#### Directions
Restate exactly, and only, the lines from the one with "Read this page and output its text content." through the end of the data, with both of those end lines kept. Drop any pictures.

(begin)

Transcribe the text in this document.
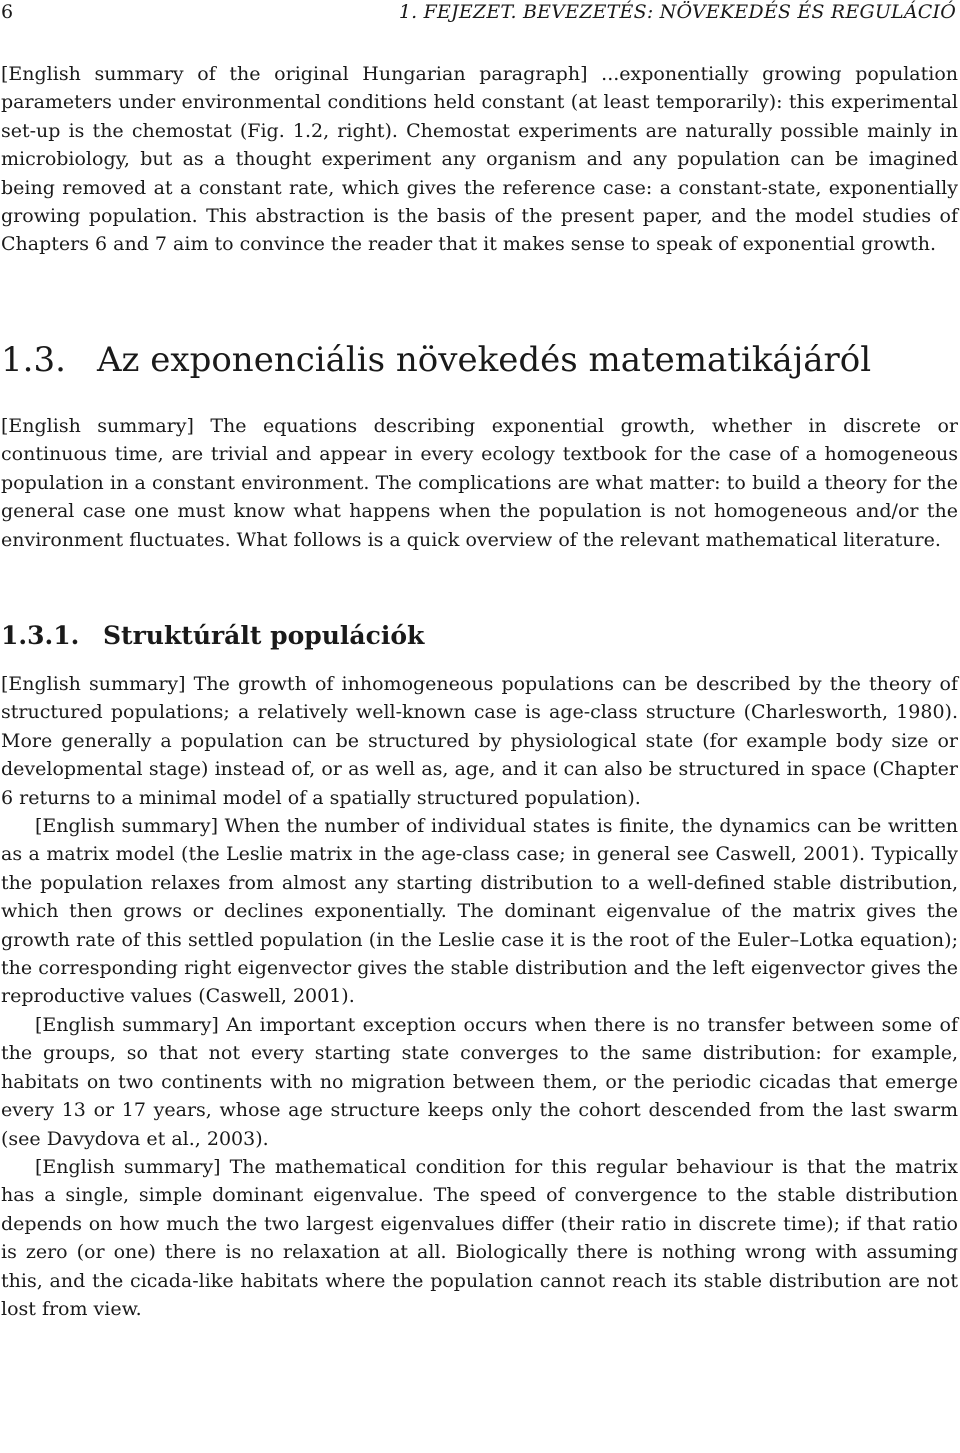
6	1. FEJEZET. BEVEZETÉS: NÖVEKEDÉS ÉS REGULÁCIÓ

[English summary of the original Hungarian paragraph] ...exponentially growing population parameters under environmental conditions held constant (at least temporarily): this experimental set-up is the chemostat (Fig. 1.2, right). Chemostat experiments are naturally possible mainly in microbiology, but as a thought experiment any organism and any population can be imagined being removed at a constant rate, which gives the reference case: a constant-state, exponentially growing population. This abstraction is the basis of the present paper, and the model studies of Chapters 6 and 7 aim to convince the reader that it makes sense to speak of exponential growth.

1.3. Az exponenciális növekedés matematikájáról

[English summary] The equations describing exponential growth, whether in discrete or continuous time, are trivial and appear in every ecology textbook for the case of a homogeneous population in a constant environment. The complications are what matter: to build a theory for the general case one must know what happens when the population is not homogeneous and/or the environment fluctuates. What follows is a quick overview of the relevant mathematical literature.

1.3.1. Struktúrált populációk

[English summary] The growth of inhomogeneous populations can be described by the theory of structured populations; a relatively well-known case is age-class structure (Charlesworth, 1980). More generally a population can be structured by physiological state (for example body size or developmental stage) instead of, or as well as, age, and it can also be structured in space (Chapter 6 returns to a minimal model of a spatially structured population).

[English summary] When the number of individual states is finite, the dynamics can be written as a matrix model (the Leslie matrix in the age-class case; in general see Caswell, 2001). Typically the population relaxes from almost any starting distribution to a well-defined stable distribution, which then grows or declines exponentially. The dominant eigenvalue of the matrix gives the growth rate of this settled population (in the Leslie case it is the root of the Euler–Lotka equation); the corresponding right eigenvector gives the stable distribution and the left eigenvector gives the reproductive values (Caswell, 2001).

[English summary] An important exception occurs when there is no transfer between some of the groups, so that not every starting state converges to the same distribution: for example, habitats on two continents with no migration between them, or the periodic cicadas that emerge every 13 or 17 years, whose age structure keeps only the cohort descended from the last swarm (see Davydova et al., 2003).

[English summary] The mathematical condition for this regular behaviour is that the matrix has a single, simple dominant eigenvalue. The speed of convergence to the stable distribution depends on how much the two largest eigenvalues differ (their ratio in discrete time); if that ratio is zero (or one) there is no relaxation at all. Biologically there is nothing wrong with assuming this, and the cicada-like habitats where the population cannot reach its stable distribution are not lost from view.
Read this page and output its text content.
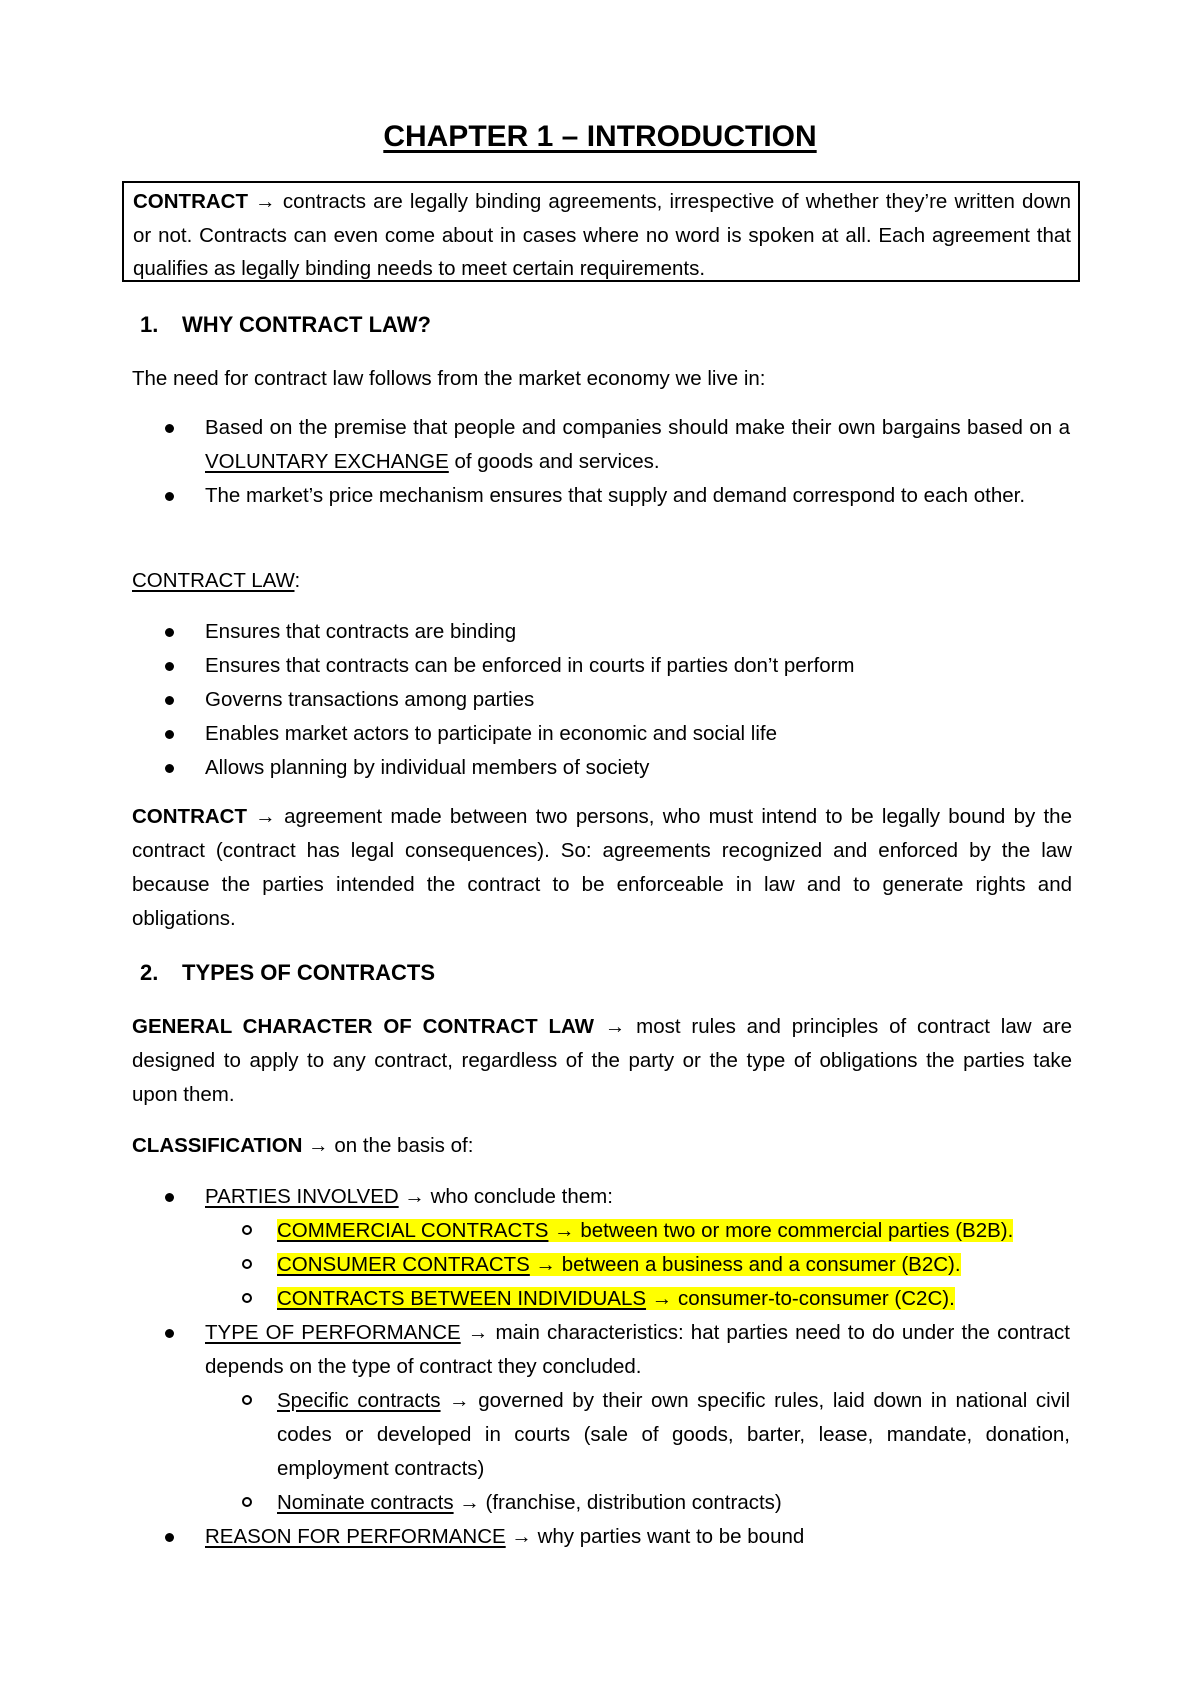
CHAPTER 1 – INTRODUCTION
CONTRACT → contracts are legally binding agreements, irrespective of whether they’re written down or not. Contracts can even come about in cases where no word is spoken at all. Each agreement that qualifies as legally binding needs to meet certain requirements.
1. WHY CONTRACT LAW?
The need for contract law follows from the market economy we live in:
Based on the premise that people and companies should make their own bargains based on a VOLUNTARY EXCHANGE of goods and services.
The market’s price mechanism ensures that supply and demand correspond to each other.
CONTRACT LAW:
Ensures that contracts are binding
Ensures that contracts can be enforced in courts if parties don’t perform
Governs transactions among parties
Enables market actors to participate in economic and social life
Allows planning by individual members of society
CONTRACT → agreement made between two persons, who must intend to be legally bound by the contract (contract has legal consequences). So: agreements recognized and enforced by the law because the parties intended the contract to be enforceable in law and to generate rights and obligations.
2. TYPES OF CONTRACTS
GENERAL CHARACTER OF CONTRACT LAW → most rules and principles of contract law are designed to apply to any contract, regardless of the party or the type of obligations the parties take upon them.
CLASSIFICATION → on the basis of:
PARTIES INVOLVED → who conclude them:
COMMERCIAL CONTRACTS → between two or more commercial parties (B2B).
CONSUMER CONTRACTS → between a business and a consumer (B2C).
CONTRACTS BETWEEN INDIVIDUALS → consumer-to-consumer (C2C).
TYPE OF PERFORMANCE → main characteristics: hat parties need to do under the contract depends on the type of contract they concluded.
Specific contracts → governed by their own specific rules, laid down in national civil codes or developed in courts (sale of goods, barter, lease, mandate, donation, employment contracts)
Nominate contracts → (franchise, distribution contracts)
REASON FOR PERFORMANCE → why parties want to be bound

(end)

#### Worked solution
Read this page and output its text content.
CHAPTER 1 – INTRODUCTION
CONTRACT → contracts are legally binding agreements, irrespective of whether they’re written down or not. Contracts can even come about in cases where no word is spoken at all. Each agreement that qualifies as legally binding needs to meet certain requirements.
1. WHY CONTRACT LAW?
The need for contract law follows from the market economy we live in:
Based on the premise that people and companies should make their own bargains based on a VOLUNTARY EXCHANGE of goods and services.
The market’s price mechanism ensures that supply and demand correspond to each other.
CONTRACT LAW:
Ensures that contracts are binding
Ensures that contracts can be enforced in courts if parties don’t perform
Governs transactions among parties
Enables market actors to participate in economic and social life
Allows planning by individual members of society
CONTRACT → agreement made between two persons, who must intend to be legally bound by the contract (contract has legal consequences). So: agreements recognized and enforced by the law because the parties intended the contract to be enforceable in law and to generate rights and obligations.
2. TYPES OF CONTRACTS
GENERAL CHARACTER OF CONTRACT LAW → most rules and principles of contract law are designed to apply to any contract, regardless of the party or the type of obligations the parties take upon them.
CLASSIFICATION → on the basis of:
PARTIES INVOLVED → who conclude them:
COMMERCIAL CONTRACTS → between two or more commercial parties (B2B).
CONSUMER CONTRACTS → between a business and a consumer (B2C).
CONTRACTS BETWEEN INDIVIDUALS → consumer-to-consumer (C2C).
TYPE OF PERFORMANCE → main characteristics: hat parties need to do under the contract depends on the type of contract they concluded.
Specific contracts → governed by their own specific rules, laid down in national civil codes or developed in courts (sale of goods, barter, lease, mandate, donation, employment contracts)
Nominate contracts → (franchise, distribution contracts)
REASON FOR PERFORMANCE → why parties want to be bound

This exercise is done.